--- START ---

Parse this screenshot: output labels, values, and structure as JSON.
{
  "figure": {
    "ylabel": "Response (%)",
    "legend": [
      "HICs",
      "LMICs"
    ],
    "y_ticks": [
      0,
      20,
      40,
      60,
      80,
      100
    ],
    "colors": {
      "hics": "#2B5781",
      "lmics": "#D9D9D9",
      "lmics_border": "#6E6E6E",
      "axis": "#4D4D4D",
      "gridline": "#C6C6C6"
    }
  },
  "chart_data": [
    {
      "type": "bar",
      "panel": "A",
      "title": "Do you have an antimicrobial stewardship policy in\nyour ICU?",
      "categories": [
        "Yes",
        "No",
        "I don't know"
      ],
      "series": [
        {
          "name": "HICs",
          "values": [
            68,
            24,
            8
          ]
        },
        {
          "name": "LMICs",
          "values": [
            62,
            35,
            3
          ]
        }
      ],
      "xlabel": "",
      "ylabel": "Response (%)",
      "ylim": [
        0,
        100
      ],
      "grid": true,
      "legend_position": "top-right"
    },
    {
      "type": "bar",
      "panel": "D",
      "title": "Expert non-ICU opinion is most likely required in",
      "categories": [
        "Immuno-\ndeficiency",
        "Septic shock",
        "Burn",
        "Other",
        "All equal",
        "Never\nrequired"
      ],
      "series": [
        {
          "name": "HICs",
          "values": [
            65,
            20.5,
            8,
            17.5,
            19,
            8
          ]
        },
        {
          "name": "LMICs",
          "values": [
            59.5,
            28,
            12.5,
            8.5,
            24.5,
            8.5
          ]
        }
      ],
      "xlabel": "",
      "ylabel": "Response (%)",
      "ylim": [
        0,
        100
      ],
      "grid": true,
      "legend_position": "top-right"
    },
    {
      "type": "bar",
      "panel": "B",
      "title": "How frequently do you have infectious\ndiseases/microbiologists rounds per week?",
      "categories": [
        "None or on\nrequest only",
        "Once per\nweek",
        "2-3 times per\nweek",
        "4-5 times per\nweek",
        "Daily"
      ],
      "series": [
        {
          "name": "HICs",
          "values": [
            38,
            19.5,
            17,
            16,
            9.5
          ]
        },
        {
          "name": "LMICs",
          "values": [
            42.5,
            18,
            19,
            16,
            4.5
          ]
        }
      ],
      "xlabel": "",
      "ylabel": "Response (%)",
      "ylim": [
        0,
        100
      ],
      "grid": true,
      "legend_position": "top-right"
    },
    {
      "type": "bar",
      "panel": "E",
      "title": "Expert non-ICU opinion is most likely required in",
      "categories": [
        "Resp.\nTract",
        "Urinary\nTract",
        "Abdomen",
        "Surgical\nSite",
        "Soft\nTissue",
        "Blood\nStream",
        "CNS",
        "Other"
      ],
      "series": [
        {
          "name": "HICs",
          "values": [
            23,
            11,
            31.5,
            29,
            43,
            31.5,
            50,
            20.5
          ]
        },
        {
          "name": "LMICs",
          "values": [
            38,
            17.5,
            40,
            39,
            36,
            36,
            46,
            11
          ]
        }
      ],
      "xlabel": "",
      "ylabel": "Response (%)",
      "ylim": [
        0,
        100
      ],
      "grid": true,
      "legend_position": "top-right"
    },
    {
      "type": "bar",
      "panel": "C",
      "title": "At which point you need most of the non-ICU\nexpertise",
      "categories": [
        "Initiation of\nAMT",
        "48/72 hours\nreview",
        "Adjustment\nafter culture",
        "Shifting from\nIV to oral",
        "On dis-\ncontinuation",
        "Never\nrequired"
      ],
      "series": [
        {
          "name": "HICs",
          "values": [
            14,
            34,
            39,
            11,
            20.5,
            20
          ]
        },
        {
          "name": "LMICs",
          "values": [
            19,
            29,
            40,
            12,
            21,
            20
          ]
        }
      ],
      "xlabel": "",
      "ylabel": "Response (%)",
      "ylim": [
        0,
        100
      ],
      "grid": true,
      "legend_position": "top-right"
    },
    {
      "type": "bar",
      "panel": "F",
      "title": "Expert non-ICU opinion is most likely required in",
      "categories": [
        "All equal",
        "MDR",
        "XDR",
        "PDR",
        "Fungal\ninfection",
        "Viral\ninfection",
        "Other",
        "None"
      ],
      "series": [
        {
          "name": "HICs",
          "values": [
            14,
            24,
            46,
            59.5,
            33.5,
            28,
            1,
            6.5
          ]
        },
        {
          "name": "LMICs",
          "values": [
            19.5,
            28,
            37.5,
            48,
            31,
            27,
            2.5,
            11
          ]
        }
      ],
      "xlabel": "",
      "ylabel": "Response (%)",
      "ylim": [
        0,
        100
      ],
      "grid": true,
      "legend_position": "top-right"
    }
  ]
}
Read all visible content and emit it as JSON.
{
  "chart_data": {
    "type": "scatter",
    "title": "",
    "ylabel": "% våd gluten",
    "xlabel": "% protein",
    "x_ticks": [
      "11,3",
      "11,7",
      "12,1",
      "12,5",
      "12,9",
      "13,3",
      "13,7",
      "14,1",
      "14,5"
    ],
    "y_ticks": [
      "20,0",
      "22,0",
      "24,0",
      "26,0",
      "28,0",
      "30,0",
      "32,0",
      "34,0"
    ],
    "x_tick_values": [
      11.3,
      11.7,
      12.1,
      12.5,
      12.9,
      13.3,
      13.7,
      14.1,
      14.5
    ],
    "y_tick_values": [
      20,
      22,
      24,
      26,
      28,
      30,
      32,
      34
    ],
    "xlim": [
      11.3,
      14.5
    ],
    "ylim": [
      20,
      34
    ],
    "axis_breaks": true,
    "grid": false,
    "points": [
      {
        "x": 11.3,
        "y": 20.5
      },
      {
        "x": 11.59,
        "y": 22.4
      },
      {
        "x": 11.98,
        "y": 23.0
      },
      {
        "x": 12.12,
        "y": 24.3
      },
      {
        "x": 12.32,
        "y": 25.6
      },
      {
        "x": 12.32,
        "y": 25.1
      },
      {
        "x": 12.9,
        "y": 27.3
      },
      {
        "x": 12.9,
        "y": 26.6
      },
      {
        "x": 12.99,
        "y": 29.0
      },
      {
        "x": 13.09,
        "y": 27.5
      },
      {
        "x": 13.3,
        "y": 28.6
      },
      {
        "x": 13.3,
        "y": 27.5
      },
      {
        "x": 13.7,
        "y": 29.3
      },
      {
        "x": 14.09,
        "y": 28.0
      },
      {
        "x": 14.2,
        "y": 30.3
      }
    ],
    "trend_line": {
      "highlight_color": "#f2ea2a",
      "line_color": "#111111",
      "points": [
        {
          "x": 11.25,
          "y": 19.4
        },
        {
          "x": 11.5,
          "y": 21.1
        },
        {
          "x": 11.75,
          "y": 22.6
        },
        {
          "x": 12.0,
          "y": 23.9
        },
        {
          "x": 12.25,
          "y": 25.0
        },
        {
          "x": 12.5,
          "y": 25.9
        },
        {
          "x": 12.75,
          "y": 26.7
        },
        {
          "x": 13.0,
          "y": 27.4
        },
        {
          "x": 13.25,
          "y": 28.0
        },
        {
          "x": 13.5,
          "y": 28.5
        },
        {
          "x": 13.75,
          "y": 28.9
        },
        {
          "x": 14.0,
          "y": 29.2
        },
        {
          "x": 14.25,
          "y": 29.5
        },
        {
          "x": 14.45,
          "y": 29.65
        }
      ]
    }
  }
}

--- END ---

▶ **TRY IT**:
Scan the data above for the string "title" and copy each line where it appears.

▶ **YOUR RESPONSE**:
      "title": "Do you have an antimicrobial stewardship policy in\nyour ICU?",
      "title": "Expert non-ICU opinion is most likely required in",
      "title": "How frequently do you have infectious\ndiseases/microbiologists rounds per week?",
      "title": "Expert non-ICU opinion is most likely required in",
      "title": "At which point you need most of the non-ICU\nexpertise",
      "title": "Expert non-ICU opinion is most likely required in",
    "title": "",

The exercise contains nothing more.